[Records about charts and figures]
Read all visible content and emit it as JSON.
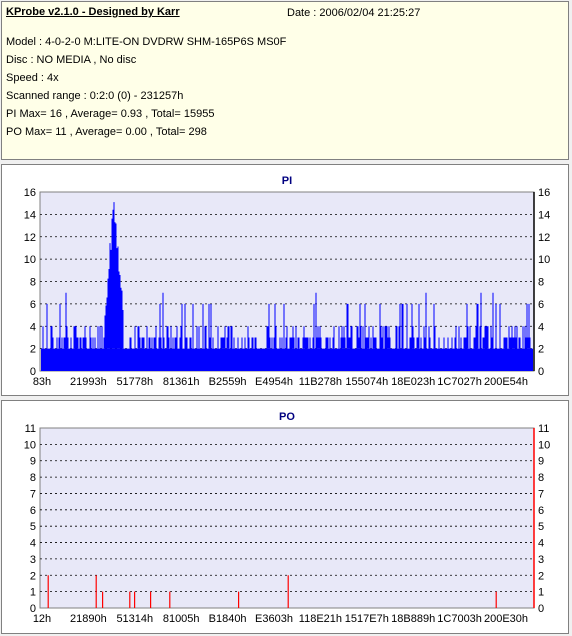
{
  "header": {
    "title": "KProbe v2.1.0 - Designed by Karr",
    "date": "Date : 2006/02/04 21:25:27",
    "lines": [
      "Model : 4-0-2-0 M:LITE-ON DVDRW SHM-165P6S MS0F",
      "Disc : NO MEDIA , No disc",
      "Speed : 4x",
      "Scanned range : 0:2:0 (0) - 231257h",
      "PI Max= 16 , Average= 0.93 , Total= 15955",
      "PO Max= 11 , Average= 0.00 , Total= 298"
    ]
  },
  "colors": {
    "pi": "#0000ff",
    "po": "#ff0000",
    "plot_bg": "#e8e8f8",
    "grid": "#000000",
    "title": "#000080"
  },
  "chart_data": [
    {
      "type": "bar",
      "title": "PI",
      "xlabel": "",
      "ylabel": "",
      "ylim": [
        0,
        16
      ],
      "yticks": [
        0,
        2,
        4,
        6,
        8,
        10,
        12,
        14,
        16
      ],
      "xticks": [
        "83h",
        "21993h",
        "51778h",
        "81361h",
        "B2559h",
        "E4954h",
        "11B278h",
        "155074h",
        "18E023h",
        "1C7027h",
        "200E54h"
      ],
      "series": [
        {
          "color": "#0000ff",
          "baseline": 2,
          "max": 16,
          "average": 0.93,
          "total": 15955
        }
      ],
      "grid": true,
      "peak": {
        "x": "about 57000h",
        "y": 16
      }
    },
    {
      "type": "bar",
      "title": "PO",
      "xlabel": "",
      "ylabel": "",
      "ylim": [
        0,
        11
      ],
      "yticks": [
        0,
        1,
        2,
        3,
        4,
        5,
        6,
        7,
        8,
        9,
        10,
        11
      ],
      "xticks": [
        "12h",
        "21890h",
        "51314h",
        "81005h",
        "B1840h",
        "E3603h",
        "118E21h",
        "1517E7h",
        "18B889h",
        "1C7003h",
        "200E30h"
      ],
      "series": [
        {
          "color": "#ff0000",
          "max": 11,
          "average": 0.0,
          "total": 298
        }
      ],
      "grid": true,
      "spikes": [
        {
          "x": "about 2000h",
          "y": 2
        },
        {
          "x": "about 32000h",
          "y": 2
        },
        {
          "x": "about 36000h",
          "y": 1
        },
        {
          "x": "about 53000h",
          "y": 1
        },
        {
          "x": "about 56000h",
          "y": 1
        },
        {
          "x": "about 66000h",
          "y": 1
        },
        {
          "x": "about 78000h",
          "y": 1
        },
        {
          "x": "about 121000h",
          "y": 1
        },
        {
          "x": "about 152000h",
          "y": 2
        },
        {
          "x": "about 282000h",
          "y": 1
        }
      ]
    }
  ]
}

_DIRECTIVE_
Transcribe all of the entries word for word, but skip any pictures they contain.

_FULL RESPONSE_
Read all visible content and emit it as JSON.
{
  "header": {
    "title": "KProbe v2.1.0 - Designed by Karr",
    "date": "Date : 2006/02/04 21:25:27",
    "lines": [
      "Model : 4-0-2-0 M:LITE-ON DVDRW SHM-165P6S MS0F",
      "Disc : NO MEDIA , No disc",
      "Speed : 4x",
      "Scanned range : 0:2:0 (0) - 231257h",
      "PI Max= 16 , Average= 0.93 , Total= 15955",
      "PO Max= 11 , Average= 0.00 , Total= 298"
    ]
  },
  "colors": {
    "pi": "#0000ff",
    "po": "#ff0000",
    "plot_bg": "#e8e8f8",
    "grid": "#000000",
    "title": "#000080"
  },
  "chart_data": [
    {
      "type": "bar",
      "title": "PI",
      "xlabel": "",
      "ylabel": "",
      "ylim": [
        0,
        16
      ],
      "yticks": [
        0,
        2,
        4,
        6,
        8,
        10,
        12,
        14,
        16
      ],
      "xticks": [
        "83h",
        "21993h",
        "51778h",
        "81361h",
        "B2559h",
        "E4954h",
        "11B278h",
        "155074h",
        "18E023h",
        "1C7027h",
        "200E54h"
      ],
      "series": [
        {
          "color": "#0000ff",
          "baseline": 2,
          "max": 16,
          "average": 0.93,
          "total": 15955
        }
      ],
      "grid": true,
      "peak": {
        "x": "about 57000h",
        "y": 16
      }
    },
    {
      "type": "bar",
      "title": "PO",
      "xlabel": "",
      "ylabel": "",
      "ylim": [
        0,
        11
      ],
      "yticks": [
        0,
        1,
        2,
        3,
        4,
        5,
        6,
        7,
        8,
        9,
        10,
        11
      ],
      "xticks": [
        "12h",
        "21890h",
        "51314h",
        "81005h",
        "B1840h",
        "E3603h",
        "118E21h",
        "1517E7h",
        "18B889h",
        "1C7003h",
        "200E30h"
      ],
      "series": [
        {
          "color": "#ff0000",
          "max": 11,
          "average": 0.0,
          "total": 298
        }
      ],
      "grid": true,
      "spikes": [
        {
          "x": "about 2000h",
          "y": 2
        },
        {
          "x": "about 32000h",
          "y": 2
        },
        {
          "x": "about 36000h",
          "y": 1
        },
        {
          "x": "about 53000h",
          "y": 1
        },
        {
          "x": "about 56000h",
          "y": 1
        },
        {
          "x": "about 66000h",
          "y": 1
        },
        {
          "x": "about 78000h",
          "y": 1
        },
        {
          "x": "about 121000h",
          "y": 1
        },
        {
          "x": "about 152000h",
          "y": 2
        },
        {
          "x": "about 282000h",
          "y": 1
        }
      ]
    }
  ]
}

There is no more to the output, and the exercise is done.